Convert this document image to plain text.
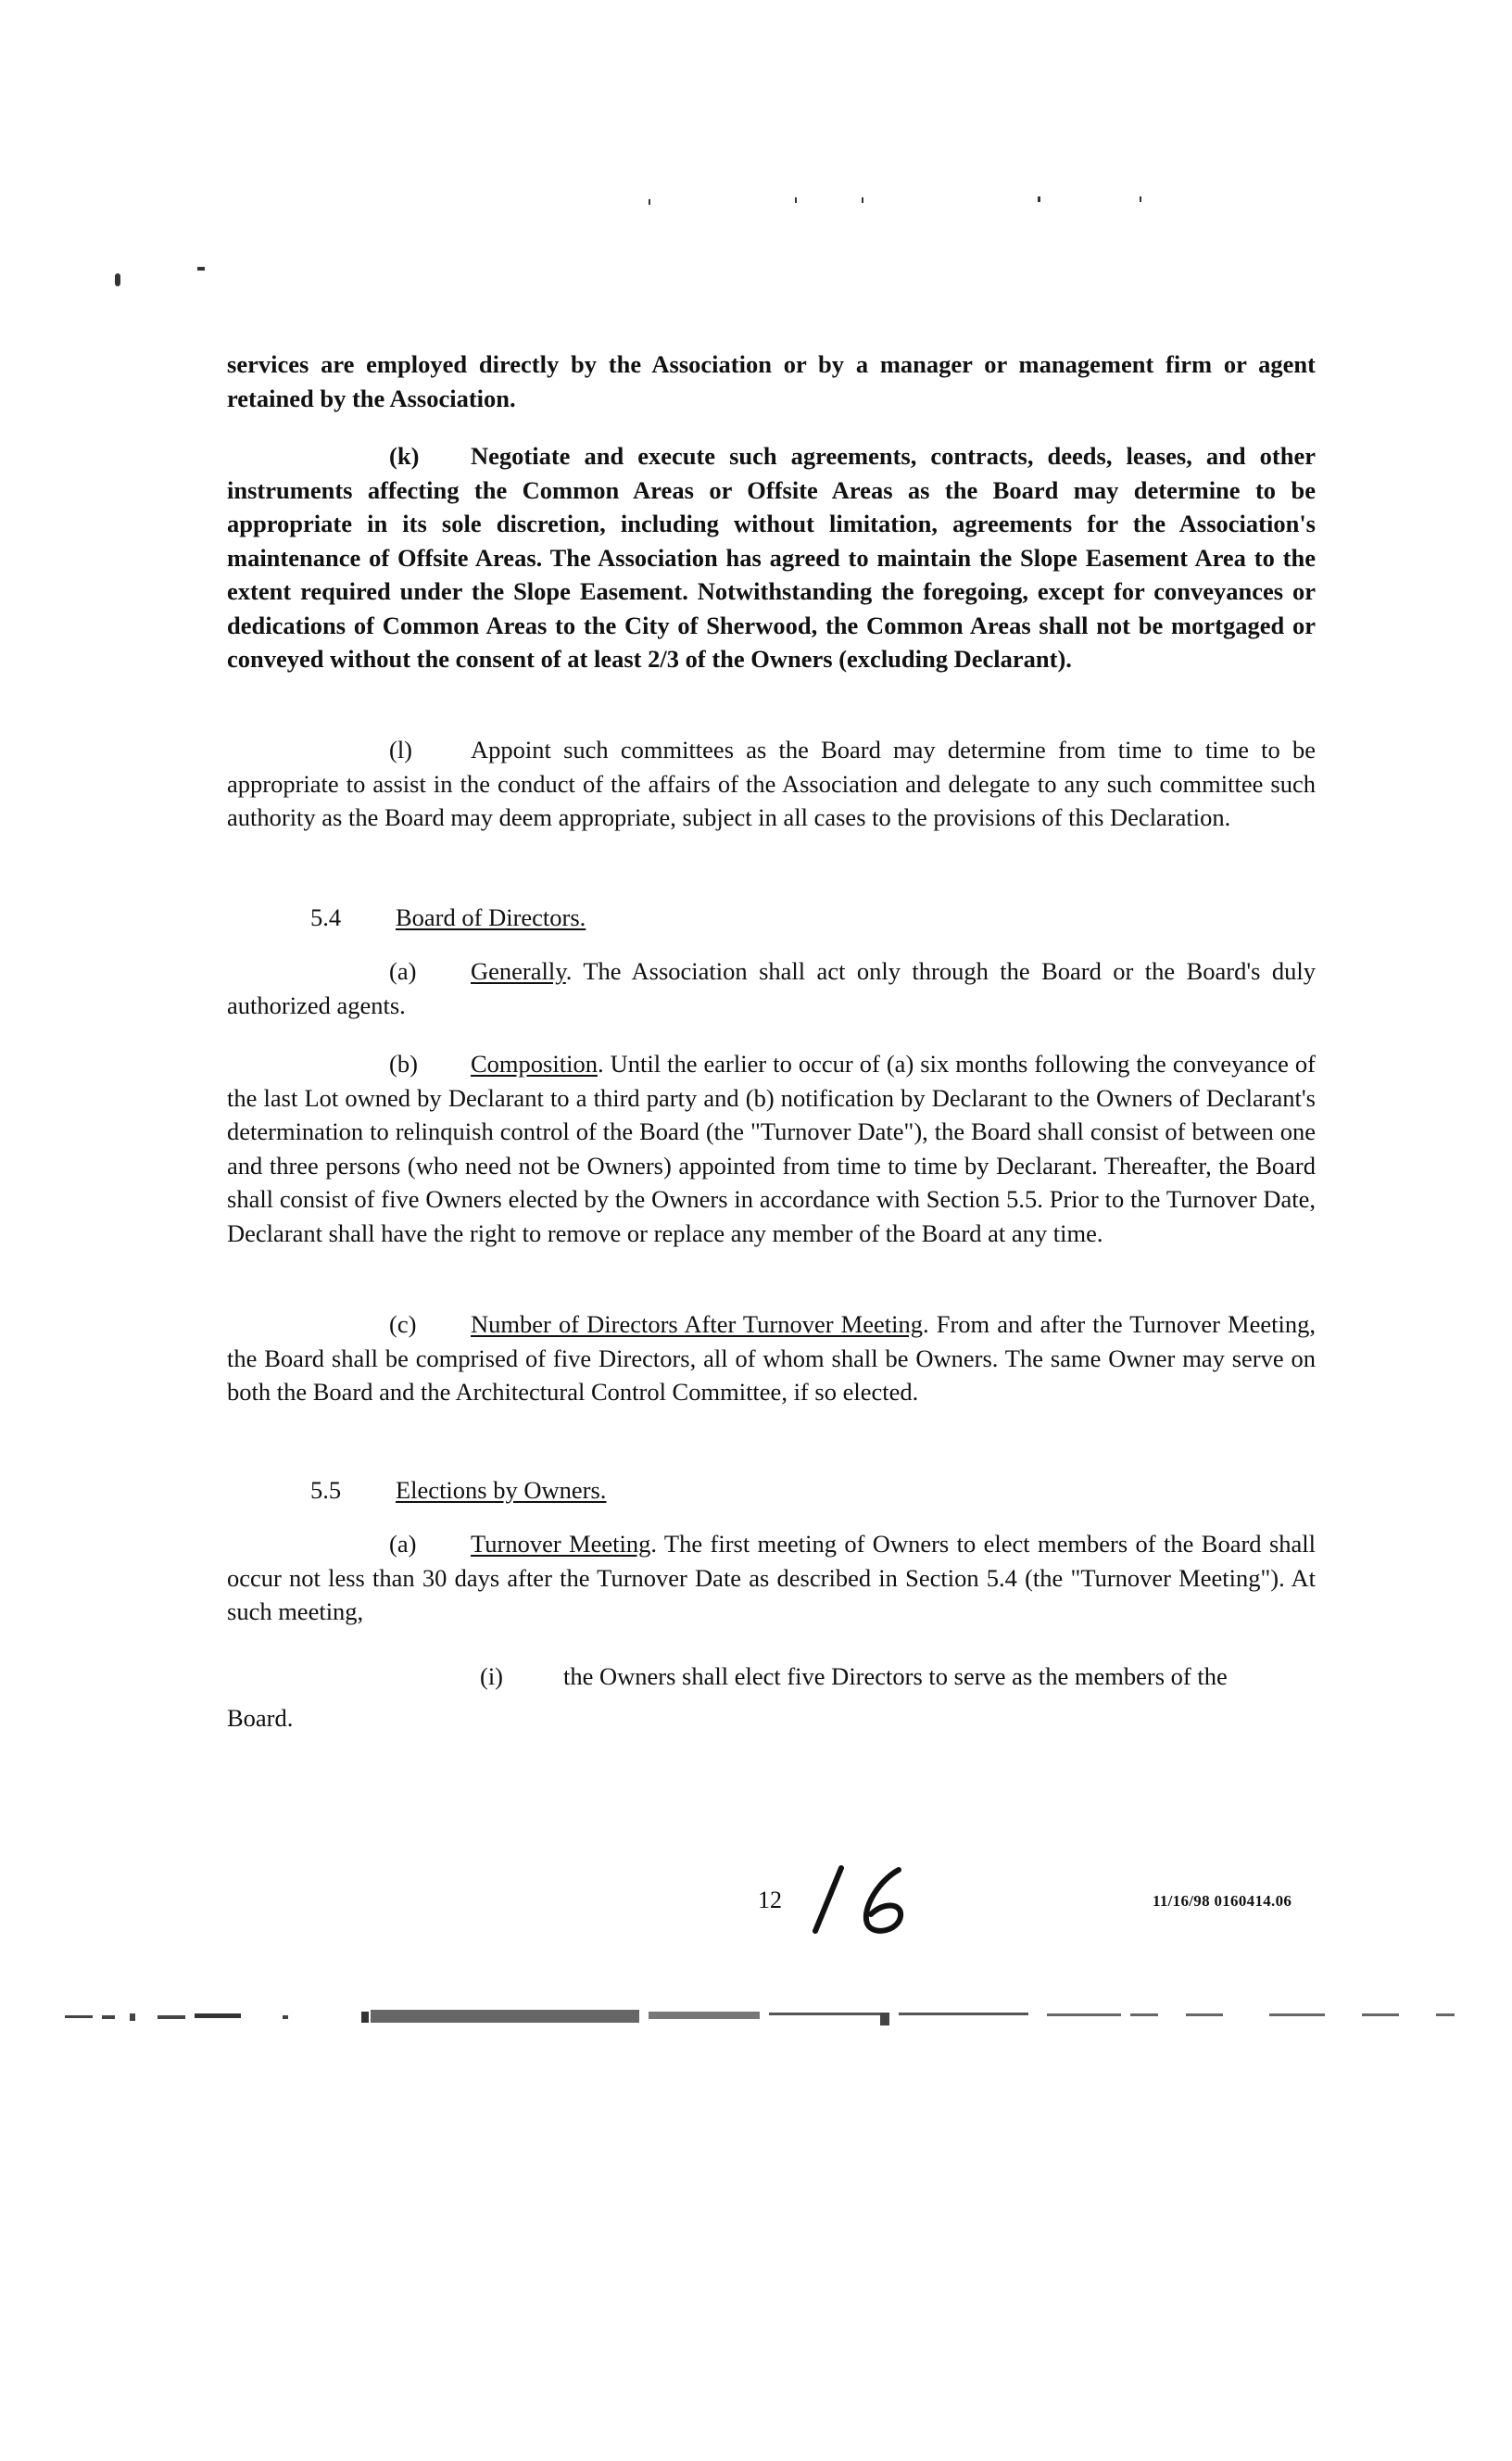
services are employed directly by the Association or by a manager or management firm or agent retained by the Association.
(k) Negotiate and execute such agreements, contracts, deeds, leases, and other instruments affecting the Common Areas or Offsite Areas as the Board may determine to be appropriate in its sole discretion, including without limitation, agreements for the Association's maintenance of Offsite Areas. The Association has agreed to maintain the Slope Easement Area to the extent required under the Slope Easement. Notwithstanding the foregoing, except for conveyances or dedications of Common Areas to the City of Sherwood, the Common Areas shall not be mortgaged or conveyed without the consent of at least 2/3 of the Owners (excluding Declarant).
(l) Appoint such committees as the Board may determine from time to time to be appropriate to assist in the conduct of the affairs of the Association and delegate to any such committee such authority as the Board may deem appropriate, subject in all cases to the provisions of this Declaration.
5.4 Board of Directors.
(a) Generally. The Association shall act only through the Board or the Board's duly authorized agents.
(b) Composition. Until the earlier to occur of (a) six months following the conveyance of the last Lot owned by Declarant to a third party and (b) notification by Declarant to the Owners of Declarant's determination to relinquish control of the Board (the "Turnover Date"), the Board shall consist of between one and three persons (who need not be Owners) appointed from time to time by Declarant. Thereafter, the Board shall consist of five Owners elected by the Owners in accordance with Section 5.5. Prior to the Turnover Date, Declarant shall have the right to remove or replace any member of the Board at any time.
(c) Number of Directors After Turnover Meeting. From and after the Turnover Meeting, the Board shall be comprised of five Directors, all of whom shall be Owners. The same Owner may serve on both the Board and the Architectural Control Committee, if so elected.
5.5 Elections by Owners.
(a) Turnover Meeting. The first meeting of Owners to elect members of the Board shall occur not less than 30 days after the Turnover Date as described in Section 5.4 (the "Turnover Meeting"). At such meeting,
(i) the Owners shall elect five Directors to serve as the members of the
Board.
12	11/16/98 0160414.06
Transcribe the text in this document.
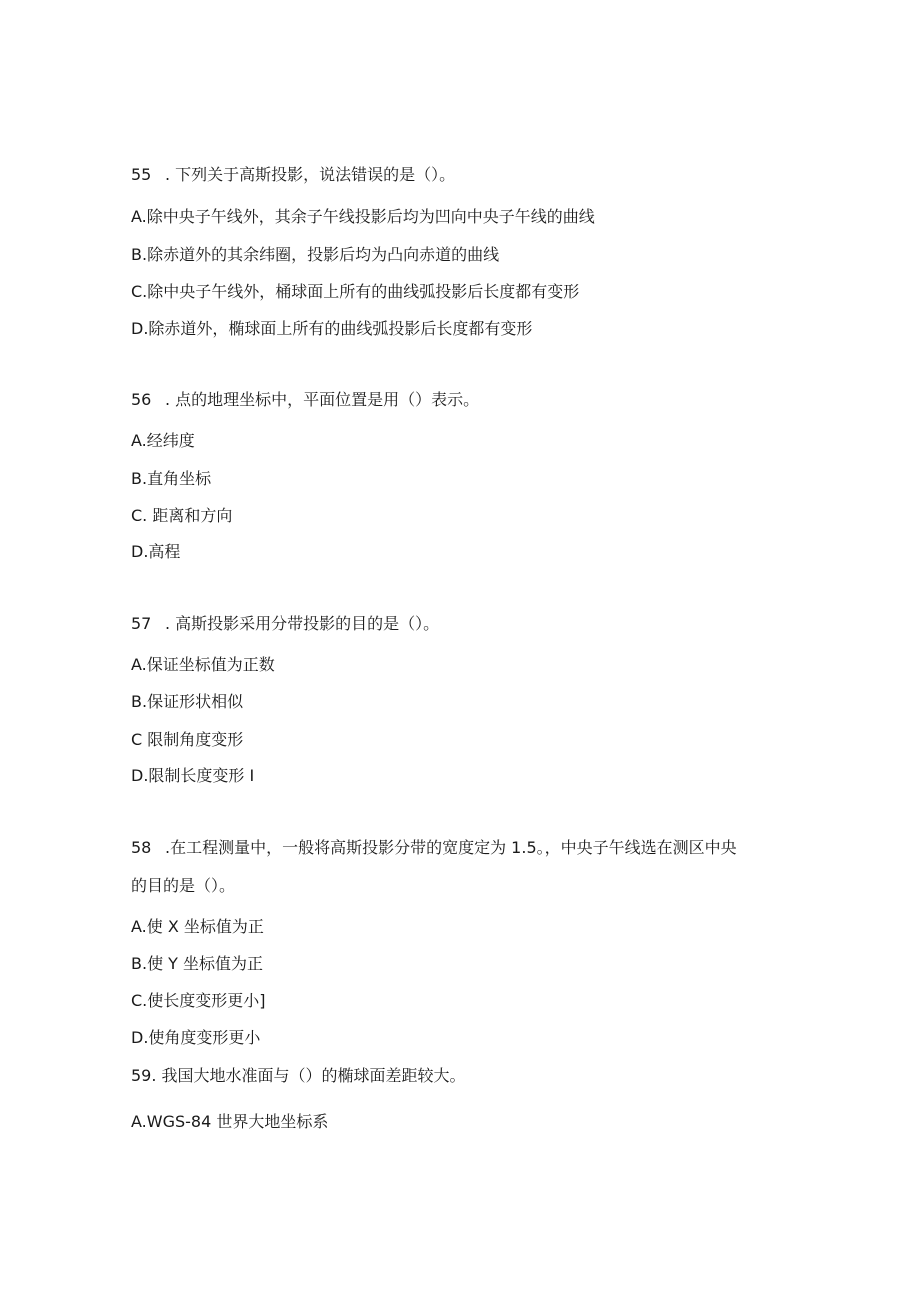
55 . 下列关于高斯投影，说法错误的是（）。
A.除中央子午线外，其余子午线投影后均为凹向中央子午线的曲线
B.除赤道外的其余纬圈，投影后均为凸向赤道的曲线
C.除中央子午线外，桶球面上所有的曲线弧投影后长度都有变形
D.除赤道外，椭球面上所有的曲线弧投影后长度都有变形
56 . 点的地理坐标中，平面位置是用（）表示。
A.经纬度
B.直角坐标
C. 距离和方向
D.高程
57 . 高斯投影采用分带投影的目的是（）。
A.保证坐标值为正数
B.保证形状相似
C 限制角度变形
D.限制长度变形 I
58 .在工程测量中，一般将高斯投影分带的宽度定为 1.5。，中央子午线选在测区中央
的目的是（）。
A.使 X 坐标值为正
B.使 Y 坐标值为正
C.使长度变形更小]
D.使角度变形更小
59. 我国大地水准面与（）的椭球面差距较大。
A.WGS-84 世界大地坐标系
□ □ □
• **Task objective**: Which lines above contain "such"? Show each of them.

• **Reply**:
(k) Negotiate and execute such agreements, contracts, deeds, leases, and other instruments affecting the Common Areas or Offsite Areas as the Board may determine to be appropriate in its sole discretion, including without limitation, agreements for the Association's maintenance of Offsite Areas. The Association has agreed to maintain the Slope Easement Area to the extent required under the Slope Easement. Notwithstanding the foregoing, except for conveyances or dedications of Common Areas to the City of Sherwood, the Common Areas shall not be mortgaged or conveyed without the consent of at least 2/3 of the Owners (excluding Declarant).
(l) Appoint such committees as the Board may determine from time to time to be appropriate to assist in the conduct of the affairs of the Association and delegate to any such committee such authority as the Board may deem appropriate, subject in all cases to the provisions of this Declaration.
(a) Turnover Meeting. The first meeting of Owners to elect members of the Board shall occur not less than 30 days after the Turnover Date as described in Section 5.4 (the "Turnover Meeting"). At such meeting,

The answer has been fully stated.